» ENTRIES
>> BEGIN

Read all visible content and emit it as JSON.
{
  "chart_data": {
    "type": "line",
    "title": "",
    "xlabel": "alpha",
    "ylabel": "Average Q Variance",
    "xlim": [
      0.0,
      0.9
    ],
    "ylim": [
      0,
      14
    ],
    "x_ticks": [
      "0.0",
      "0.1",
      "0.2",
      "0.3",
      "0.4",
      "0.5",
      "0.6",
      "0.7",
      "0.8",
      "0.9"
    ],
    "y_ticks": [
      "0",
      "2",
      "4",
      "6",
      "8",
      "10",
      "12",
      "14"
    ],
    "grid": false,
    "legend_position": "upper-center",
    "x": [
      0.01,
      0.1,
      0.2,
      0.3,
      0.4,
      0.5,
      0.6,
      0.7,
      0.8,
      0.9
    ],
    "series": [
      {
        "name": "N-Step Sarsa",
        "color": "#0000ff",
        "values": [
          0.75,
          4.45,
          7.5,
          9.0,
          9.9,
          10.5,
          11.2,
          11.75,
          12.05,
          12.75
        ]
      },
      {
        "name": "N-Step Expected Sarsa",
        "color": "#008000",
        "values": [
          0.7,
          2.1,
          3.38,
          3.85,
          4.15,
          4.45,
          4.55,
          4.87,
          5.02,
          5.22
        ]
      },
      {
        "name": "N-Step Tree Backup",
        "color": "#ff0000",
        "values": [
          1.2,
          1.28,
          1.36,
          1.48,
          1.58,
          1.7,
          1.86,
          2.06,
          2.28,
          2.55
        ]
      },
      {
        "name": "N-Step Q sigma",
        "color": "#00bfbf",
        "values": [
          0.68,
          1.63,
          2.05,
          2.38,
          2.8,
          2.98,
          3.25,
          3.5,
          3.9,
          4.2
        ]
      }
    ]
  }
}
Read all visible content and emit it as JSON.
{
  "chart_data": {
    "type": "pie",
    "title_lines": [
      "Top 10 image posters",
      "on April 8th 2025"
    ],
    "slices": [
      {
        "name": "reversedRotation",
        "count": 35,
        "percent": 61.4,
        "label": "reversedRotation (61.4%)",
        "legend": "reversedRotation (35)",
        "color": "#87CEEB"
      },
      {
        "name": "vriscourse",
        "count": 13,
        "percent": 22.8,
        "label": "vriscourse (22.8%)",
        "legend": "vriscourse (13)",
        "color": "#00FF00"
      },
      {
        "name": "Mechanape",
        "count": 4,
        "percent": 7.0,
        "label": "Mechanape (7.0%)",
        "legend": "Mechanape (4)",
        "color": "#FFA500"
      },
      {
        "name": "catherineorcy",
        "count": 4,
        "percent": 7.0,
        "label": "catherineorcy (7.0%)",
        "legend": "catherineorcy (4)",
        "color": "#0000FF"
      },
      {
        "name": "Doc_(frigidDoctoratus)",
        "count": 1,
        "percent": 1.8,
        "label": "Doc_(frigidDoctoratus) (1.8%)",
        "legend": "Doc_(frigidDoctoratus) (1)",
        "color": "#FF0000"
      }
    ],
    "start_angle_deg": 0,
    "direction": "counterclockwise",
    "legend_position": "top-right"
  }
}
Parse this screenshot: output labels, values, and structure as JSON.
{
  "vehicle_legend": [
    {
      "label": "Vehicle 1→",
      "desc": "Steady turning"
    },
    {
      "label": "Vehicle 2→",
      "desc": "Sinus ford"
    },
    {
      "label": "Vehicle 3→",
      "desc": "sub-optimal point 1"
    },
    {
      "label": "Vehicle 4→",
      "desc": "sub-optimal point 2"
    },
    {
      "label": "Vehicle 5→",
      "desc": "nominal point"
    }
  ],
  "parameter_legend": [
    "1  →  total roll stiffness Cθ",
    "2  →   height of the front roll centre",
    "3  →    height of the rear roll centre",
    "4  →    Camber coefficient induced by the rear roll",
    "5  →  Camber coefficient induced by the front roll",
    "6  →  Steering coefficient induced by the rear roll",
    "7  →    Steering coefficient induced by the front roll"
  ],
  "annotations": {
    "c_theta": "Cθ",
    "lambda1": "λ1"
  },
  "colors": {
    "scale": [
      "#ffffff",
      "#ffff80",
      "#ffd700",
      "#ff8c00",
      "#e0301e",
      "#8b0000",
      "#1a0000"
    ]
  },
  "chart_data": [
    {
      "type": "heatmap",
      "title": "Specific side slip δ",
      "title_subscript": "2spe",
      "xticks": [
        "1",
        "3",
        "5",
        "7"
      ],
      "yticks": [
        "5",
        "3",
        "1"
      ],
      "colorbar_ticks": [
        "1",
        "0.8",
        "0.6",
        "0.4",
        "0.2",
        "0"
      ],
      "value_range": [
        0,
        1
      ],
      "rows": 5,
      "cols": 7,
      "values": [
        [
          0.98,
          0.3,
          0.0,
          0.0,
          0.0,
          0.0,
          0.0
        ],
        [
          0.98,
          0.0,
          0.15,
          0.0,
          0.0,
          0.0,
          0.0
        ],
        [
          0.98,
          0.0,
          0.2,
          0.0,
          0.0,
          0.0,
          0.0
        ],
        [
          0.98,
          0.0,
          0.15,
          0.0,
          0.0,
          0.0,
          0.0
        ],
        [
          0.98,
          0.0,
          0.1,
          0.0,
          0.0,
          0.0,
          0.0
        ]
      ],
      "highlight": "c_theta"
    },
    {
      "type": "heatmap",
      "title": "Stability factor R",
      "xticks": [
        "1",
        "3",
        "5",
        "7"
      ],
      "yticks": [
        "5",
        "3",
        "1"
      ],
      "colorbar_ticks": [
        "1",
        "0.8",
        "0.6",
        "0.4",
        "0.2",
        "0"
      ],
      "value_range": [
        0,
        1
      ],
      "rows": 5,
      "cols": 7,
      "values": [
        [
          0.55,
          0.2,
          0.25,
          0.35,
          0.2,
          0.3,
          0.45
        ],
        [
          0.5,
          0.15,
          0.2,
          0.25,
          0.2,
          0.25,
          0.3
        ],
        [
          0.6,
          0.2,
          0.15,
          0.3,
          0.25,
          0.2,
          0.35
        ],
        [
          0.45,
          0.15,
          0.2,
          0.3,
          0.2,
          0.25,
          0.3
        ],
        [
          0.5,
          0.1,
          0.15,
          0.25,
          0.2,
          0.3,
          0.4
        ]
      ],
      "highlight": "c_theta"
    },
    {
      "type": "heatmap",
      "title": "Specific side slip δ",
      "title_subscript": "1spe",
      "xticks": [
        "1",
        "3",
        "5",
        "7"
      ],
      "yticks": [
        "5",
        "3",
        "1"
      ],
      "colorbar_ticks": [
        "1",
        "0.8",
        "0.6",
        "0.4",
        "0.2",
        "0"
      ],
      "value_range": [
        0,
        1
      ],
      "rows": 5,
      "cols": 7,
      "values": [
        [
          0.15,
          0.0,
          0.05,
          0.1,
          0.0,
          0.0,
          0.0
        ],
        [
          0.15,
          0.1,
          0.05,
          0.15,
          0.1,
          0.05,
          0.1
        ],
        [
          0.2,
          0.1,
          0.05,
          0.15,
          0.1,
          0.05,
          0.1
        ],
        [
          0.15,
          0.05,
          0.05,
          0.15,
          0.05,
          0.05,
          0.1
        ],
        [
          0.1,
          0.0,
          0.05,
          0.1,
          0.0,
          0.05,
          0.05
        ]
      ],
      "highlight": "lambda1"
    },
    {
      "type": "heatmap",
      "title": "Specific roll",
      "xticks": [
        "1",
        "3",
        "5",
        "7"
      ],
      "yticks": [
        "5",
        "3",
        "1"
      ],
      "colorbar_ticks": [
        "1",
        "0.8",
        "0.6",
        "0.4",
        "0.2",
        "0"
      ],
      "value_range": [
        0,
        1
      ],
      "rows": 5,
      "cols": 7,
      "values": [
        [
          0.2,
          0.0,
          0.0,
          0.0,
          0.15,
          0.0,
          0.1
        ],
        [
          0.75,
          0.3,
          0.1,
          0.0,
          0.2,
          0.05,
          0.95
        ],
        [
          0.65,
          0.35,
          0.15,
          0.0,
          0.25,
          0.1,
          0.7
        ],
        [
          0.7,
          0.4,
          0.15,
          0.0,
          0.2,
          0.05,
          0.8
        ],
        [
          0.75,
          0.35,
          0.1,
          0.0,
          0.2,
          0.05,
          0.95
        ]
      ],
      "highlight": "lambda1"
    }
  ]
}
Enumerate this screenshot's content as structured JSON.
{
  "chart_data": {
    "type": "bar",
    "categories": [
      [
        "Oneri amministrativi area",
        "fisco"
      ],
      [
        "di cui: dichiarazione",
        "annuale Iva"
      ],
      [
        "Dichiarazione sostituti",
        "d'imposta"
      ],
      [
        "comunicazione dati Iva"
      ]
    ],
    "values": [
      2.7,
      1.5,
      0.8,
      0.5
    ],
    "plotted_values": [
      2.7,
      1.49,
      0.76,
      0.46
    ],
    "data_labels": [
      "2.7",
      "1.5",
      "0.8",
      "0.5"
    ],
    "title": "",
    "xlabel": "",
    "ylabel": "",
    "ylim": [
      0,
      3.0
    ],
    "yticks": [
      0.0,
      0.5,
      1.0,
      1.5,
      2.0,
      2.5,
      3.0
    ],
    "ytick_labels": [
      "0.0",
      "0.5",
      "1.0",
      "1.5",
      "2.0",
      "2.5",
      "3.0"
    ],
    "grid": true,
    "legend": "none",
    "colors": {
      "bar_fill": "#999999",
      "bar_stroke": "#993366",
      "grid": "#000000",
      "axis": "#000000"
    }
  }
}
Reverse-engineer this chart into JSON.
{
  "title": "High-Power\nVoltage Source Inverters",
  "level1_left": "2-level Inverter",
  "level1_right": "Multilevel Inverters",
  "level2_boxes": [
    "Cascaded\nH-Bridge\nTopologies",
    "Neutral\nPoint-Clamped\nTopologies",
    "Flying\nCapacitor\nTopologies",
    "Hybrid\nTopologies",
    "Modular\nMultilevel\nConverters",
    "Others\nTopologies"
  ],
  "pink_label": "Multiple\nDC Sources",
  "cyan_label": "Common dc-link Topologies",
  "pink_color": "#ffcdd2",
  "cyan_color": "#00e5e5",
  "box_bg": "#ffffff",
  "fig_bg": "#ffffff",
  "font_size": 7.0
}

>> END

» THE REQUEST
Read the data above. Pull out each line in which the string "percent" appears.

» TASK ANSWER
        "percent": 61.4,
        "percent": 22.8,
        "percent": 7.0,
        "percent": 7.0,
        "percent": 1.8,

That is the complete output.